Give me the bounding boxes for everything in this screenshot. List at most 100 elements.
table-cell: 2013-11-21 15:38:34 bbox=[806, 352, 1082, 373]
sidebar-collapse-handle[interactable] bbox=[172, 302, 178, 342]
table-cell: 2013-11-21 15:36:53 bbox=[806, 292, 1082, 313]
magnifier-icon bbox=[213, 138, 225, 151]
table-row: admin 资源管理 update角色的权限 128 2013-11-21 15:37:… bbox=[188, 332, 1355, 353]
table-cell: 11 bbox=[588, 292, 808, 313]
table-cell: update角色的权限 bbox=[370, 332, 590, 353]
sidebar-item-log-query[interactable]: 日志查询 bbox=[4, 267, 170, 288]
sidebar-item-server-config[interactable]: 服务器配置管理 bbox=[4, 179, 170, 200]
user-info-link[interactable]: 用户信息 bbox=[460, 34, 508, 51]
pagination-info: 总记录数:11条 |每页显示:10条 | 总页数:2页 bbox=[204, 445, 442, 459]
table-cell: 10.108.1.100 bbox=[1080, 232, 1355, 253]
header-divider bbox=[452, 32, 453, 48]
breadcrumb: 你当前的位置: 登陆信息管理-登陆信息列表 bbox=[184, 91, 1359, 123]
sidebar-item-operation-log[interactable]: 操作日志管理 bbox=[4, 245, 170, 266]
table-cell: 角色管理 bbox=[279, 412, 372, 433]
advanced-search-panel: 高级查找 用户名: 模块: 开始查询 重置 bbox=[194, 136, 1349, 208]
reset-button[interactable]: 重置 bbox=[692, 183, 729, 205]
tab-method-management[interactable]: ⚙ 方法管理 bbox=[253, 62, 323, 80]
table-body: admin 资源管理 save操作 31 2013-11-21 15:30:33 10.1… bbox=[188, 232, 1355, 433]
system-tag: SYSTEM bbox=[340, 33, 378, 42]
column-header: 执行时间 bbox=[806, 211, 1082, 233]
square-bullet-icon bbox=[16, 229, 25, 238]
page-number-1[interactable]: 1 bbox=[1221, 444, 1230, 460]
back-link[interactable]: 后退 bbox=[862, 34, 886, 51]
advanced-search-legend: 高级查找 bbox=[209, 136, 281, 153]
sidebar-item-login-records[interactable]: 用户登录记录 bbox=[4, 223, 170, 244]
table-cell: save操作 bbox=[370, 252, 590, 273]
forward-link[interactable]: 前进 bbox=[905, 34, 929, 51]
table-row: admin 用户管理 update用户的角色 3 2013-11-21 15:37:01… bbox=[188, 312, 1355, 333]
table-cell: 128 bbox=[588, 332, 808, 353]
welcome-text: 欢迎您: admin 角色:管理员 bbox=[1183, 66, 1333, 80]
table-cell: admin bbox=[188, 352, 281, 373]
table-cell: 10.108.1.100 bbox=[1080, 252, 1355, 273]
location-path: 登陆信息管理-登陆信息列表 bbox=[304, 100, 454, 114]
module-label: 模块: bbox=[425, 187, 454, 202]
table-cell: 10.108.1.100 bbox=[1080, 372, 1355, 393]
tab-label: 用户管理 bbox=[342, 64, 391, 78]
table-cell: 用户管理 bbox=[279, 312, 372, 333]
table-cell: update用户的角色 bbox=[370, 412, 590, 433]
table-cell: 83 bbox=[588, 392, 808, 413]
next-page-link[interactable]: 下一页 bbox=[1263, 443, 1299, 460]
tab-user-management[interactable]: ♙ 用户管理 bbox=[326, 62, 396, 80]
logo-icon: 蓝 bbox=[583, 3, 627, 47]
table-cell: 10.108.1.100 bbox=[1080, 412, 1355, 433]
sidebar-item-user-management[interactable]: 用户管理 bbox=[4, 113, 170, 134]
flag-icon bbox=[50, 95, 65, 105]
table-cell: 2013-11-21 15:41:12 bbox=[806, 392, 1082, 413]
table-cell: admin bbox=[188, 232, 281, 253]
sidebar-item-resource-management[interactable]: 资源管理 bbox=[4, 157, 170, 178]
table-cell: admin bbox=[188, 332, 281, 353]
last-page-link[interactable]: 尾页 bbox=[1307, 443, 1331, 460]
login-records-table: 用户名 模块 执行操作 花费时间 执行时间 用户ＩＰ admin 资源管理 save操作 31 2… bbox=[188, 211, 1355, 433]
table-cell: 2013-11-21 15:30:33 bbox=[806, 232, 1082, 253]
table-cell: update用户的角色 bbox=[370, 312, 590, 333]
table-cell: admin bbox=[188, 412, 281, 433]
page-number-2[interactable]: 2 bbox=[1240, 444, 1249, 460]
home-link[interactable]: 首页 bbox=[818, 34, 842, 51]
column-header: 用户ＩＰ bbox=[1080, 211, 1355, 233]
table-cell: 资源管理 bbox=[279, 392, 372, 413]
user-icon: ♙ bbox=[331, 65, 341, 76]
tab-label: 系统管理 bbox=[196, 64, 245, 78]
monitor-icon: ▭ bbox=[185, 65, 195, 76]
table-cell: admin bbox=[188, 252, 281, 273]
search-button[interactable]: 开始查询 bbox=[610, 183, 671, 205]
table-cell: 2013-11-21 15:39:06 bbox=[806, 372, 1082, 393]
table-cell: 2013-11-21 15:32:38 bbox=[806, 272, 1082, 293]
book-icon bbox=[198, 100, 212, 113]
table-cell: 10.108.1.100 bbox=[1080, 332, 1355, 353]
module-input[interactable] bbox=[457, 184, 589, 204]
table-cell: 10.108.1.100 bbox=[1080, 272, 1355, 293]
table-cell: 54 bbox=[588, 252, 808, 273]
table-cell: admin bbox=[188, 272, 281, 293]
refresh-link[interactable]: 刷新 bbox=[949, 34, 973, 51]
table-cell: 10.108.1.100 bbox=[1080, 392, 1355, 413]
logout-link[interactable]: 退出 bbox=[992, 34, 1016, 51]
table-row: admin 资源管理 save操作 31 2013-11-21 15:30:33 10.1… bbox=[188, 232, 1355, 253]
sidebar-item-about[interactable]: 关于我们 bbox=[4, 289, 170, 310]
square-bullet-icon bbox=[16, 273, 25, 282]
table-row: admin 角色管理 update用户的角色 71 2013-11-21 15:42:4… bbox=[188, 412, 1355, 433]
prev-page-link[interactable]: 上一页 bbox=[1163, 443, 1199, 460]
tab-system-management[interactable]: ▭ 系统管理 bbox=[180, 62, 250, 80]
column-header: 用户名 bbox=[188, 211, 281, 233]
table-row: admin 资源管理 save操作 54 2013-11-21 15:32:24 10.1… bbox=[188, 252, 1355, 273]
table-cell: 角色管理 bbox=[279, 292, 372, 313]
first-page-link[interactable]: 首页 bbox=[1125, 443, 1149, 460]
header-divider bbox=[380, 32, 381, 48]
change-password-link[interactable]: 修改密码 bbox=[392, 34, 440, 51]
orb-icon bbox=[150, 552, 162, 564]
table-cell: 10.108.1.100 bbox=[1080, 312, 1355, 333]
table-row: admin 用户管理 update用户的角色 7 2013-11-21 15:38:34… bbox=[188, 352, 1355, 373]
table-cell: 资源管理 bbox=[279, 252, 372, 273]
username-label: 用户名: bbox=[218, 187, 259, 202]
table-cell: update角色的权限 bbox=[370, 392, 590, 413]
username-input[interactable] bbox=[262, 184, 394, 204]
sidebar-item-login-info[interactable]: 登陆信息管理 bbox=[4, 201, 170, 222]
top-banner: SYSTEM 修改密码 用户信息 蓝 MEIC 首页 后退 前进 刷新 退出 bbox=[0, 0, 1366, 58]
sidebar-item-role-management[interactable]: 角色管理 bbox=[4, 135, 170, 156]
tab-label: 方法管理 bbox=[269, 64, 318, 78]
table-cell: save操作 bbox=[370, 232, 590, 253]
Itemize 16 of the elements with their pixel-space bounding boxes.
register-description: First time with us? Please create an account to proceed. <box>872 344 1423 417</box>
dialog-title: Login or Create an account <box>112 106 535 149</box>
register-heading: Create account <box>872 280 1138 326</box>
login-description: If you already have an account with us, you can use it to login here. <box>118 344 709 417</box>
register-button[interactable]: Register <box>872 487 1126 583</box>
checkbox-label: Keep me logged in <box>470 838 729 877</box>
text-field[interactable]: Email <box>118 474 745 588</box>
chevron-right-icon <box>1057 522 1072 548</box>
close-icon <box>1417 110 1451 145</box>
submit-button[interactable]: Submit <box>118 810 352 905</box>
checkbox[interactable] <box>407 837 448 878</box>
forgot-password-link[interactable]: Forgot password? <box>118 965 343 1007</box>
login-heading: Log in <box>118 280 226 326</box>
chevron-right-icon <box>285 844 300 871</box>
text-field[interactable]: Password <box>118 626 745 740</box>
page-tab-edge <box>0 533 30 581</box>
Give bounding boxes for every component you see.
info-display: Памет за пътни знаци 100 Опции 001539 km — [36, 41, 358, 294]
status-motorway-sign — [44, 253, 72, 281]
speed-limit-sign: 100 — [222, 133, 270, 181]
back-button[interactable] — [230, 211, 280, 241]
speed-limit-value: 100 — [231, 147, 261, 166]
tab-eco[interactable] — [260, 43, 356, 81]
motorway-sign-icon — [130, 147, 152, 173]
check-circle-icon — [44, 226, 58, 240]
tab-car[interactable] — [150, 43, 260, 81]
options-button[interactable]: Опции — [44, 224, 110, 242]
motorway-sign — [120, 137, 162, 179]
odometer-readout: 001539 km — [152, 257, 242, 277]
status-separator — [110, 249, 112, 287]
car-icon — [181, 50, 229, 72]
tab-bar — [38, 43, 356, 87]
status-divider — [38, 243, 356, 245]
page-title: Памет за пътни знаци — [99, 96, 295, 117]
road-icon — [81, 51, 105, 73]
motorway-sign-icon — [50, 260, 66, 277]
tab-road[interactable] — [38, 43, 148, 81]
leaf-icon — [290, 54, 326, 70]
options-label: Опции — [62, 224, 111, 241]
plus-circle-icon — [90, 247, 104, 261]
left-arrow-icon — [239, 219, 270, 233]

EXERCISE BRIEF | Copy out the data from the start through the line containing "user-info-link[interactable]: 用户信息 bbox=[460, 34, 508, 51]", keeping every line identical to the original.

SOLUTION FOR THIS EXERCISE |
Give me the bounding boxes for everything in this screenshot. List at most 100 elements.
table-cell: 2013-11-21 15:38:34 bbox=[806, 352, 1082, 373]
sidebar-collapse-handle[interactable] bbox=[172, 302, 178, 342]
table-cell: 2013-11-21 15:36:53 bbox=[806, 292, 1082, 313]
magnifier-icon bbox=[213, 138, 225, 151]
table-row: admin 资源管理 update角色的权限 128 2013-11-21 15:37:… bbox=[188, 332, 1355, 353]
table-cell: 11 bbox=[588, 292, 808, 313]
table-cell: update角色的权限 bbox=[370, 332, 590, 353]
sidebar-item-log-query[interactable]: 日志查询 bbox=[4, 267, 170, 288]
sidebar-item-server-config[interactable]: 服务器配置管理 bbox=[4, 179, 170, 200]
user-info-link[interactable]: 用户信息 bbox=[460, 34, 508, 51]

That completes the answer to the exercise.